→ **Requirements**: Write out exactly, with no other output, the lines below from the one that contains "Extract all readable text from this page." through the end.

→ **Provided records**:
□ □ □ □ □ □ □

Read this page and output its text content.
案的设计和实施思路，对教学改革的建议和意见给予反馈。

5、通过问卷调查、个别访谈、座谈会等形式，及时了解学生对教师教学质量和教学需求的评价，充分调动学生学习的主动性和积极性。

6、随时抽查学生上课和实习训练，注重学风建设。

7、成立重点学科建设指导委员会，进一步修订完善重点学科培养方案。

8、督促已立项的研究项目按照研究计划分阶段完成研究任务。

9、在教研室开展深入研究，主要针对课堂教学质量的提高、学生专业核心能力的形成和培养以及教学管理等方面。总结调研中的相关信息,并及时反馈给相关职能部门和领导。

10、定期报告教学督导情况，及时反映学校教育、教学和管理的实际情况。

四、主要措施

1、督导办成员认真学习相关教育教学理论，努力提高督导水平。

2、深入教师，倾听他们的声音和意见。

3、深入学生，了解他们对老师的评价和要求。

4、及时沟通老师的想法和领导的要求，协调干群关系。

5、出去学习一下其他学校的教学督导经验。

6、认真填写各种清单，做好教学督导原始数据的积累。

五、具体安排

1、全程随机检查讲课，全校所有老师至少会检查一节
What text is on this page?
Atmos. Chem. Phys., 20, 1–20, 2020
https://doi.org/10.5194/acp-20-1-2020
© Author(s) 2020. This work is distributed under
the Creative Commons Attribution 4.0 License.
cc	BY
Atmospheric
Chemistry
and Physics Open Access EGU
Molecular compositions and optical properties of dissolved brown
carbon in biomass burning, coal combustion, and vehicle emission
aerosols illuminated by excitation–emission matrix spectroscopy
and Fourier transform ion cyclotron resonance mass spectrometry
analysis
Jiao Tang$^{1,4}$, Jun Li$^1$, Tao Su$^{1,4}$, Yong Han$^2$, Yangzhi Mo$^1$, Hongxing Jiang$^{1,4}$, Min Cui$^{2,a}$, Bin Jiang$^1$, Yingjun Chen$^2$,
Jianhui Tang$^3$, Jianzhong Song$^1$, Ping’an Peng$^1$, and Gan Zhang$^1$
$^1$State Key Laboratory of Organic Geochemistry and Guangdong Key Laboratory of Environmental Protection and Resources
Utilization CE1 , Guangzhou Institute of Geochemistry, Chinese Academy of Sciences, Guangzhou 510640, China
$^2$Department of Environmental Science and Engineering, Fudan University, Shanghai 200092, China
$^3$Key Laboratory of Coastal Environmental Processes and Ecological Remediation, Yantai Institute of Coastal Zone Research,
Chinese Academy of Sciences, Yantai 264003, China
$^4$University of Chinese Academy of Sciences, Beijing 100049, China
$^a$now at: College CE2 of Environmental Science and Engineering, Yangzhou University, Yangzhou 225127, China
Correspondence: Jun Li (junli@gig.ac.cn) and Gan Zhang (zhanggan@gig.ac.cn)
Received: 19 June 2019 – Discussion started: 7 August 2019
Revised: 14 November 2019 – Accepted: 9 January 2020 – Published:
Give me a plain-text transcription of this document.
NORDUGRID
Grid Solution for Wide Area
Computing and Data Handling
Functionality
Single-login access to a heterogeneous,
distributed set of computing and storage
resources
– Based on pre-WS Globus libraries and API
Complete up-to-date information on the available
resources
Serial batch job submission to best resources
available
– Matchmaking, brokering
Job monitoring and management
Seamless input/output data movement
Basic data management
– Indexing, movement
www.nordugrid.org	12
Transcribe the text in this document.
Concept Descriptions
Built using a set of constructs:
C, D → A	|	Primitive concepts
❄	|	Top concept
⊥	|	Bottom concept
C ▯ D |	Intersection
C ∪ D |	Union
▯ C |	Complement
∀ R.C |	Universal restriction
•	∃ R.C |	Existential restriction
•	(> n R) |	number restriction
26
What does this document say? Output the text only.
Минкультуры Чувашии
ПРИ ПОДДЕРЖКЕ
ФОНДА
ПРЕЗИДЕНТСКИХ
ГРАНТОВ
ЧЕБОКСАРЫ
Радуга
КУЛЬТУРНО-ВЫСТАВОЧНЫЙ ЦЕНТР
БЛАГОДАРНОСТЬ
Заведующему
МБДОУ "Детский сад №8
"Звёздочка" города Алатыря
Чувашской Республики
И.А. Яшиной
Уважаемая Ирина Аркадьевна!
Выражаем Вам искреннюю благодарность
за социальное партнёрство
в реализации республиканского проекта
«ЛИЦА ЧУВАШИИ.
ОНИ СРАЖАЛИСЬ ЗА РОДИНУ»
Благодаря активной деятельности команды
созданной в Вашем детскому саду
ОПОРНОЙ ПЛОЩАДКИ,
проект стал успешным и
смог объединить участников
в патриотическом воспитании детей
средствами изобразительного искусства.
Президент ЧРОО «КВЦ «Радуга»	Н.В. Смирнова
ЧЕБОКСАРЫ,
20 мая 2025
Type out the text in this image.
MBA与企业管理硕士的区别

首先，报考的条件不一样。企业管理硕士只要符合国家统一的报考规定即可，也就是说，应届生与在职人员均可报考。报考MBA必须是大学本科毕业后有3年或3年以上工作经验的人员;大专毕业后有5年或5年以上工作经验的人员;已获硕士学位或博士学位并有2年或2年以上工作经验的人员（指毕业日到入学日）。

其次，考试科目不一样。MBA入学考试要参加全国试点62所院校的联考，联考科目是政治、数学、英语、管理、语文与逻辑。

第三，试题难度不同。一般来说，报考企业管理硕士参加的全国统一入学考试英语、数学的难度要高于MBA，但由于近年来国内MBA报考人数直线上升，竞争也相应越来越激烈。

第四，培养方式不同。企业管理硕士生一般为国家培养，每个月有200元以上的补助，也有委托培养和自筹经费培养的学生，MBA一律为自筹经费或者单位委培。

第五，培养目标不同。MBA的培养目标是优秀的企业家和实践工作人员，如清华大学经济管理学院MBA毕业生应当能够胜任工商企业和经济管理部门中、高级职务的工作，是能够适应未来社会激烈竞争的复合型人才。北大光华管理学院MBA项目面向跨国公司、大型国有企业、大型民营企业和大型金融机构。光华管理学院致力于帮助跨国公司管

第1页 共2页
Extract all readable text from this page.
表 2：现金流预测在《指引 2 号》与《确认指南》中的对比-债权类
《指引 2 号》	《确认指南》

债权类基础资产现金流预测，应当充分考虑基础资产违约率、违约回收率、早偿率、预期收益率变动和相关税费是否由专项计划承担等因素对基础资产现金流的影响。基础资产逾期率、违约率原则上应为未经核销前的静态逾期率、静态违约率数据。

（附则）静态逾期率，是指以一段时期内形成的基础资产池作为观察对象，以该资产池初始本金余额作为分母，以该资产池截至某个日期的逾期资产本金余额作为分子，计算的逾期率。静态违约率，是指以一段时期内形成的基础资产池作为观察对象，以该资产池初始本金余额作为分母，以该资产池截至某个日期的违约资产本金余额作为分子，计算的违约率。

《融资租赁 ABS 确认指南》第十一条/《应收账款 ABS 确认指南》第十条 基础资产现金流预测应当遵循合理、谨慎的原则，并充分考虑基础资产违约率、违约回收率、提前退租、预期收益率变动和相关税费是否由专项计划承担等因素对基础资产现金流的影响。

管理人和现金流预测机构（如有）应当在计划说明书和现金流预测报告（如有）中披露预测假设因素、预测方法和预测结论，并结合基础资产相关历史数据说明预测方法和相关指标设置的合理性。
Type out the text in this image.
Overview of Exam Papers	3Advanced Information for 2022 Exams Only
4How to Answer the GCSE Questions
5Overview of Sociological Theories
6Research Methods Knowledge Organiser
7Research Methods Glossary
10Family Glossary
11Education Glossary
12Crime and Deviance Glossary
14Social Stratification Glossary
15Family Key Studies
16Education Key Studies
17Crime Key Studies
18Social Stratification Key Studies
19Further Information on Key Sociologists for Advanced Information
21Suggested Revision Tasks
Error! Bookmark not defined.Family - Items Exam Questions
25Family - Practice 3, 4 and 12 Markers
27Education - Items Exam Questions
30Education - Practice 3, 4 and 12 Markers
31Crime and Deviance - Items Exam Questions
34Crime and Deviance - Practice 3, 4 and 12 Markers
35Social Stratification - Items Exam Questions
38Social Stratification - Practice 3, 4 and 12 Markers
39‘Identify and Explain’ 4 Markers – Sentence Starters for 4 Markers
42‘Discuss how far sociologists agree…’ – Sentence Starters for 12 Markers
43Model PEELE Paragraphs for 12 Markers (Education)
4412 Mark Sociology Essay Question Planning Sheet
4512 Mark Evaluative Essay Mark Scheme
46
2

□ □ □ □ □ □ □

→ **The solution**:
Extract all readable text from this page.
表 2：现金流预测在《指引 2 号》与《确认指南》中的对比-债权类
《指引 2 号》	《确认指南》

债权类基础资产现金流预测，应当充分考虑基础资产违约率、违约回收率、早偿率、预期收益率变动和相关税费是否由专项计划承担等因素对基础资产现金流的影响。基础资产逾期率、违约率原则上应为未经核销前的静态逾期率、静态违约率数据。

（附则）静态逾期率，是指以一段时期内形成的基础资产池作为观察对象，以该资产池初始本金余额作为分母，以该资产池截至某个日期的逾期资产本金余额作为分子，计算的逾期率。静态违约率，是指以一段时期内形成的基础资产池作为观察对象，以该资产池初始本金余额作为分母，以该资产池截至某个日期的违约资产本金余额作为分子，计算的违约率。

《融资租赁 ABS 确认指南》第十一条/《应收账款 ABS 确认指南》第十条 基础资产现金流预测应当遵循合理、谨慎的原则，并充分考虑基础资产违约率、违约回收率、提前退租、预期收益率变动和相关税费是否由专项计划承担等因素对基础资产现金流的影响。

管理人和现金流预测机构（如有）应当在计划说明书和现金流预测报告（如有）中披露预测假设因素、预测方法和预测结论，并结合基础资产相关历史数据说明预测方法和相关指标设置的合理性。
Type out the text in this image.
Overview of Exam Papers	3Advanced Information for 2022 Exams Only
4How to Answer the GCSE Questions
5Overview of Sociological Theories
6Research Methods Knowledge Organiser
7Research Methods Glossary
10Family Glossary
11Education Glossary
12Crime and Deviance Glossary
14Social Stratification Glossary
15Family Key Studies
16Education Key Studies
17Crime Key Studies
18Social Stratification Key Studies
19Further Information on Key Sociologists for Advanced Information
21Suggested Revision Tasks
Error! Bookmark not defined.Family - Items Exam Questions
25Family - Practice 3, 4 and 12 Markers
27Education - Items Exam Questions
30Education - Practice 3, 4 and 12 Markers
31Crime and Deviance - Items Exam Questions
34Crime and Deviance - Practice 3, 4 and 12 Markers
35Social Stratification - Items Exam Questions
38Social Stratification - Practice 3, 4 and 12 Markers
39‘Identify and Explain’ 4 Markers – Sentence Starters for 4 Markers
42‘Discuss how far sociologists agree…’ – Sentence Starters for 12 Markers
43Model PEELE Paragraphs for 12 Markers (Education)
4412 Mark Sociology Essay Question Planning Sheet
4512 Mark Evaluative Essay Mark Scheme
46
2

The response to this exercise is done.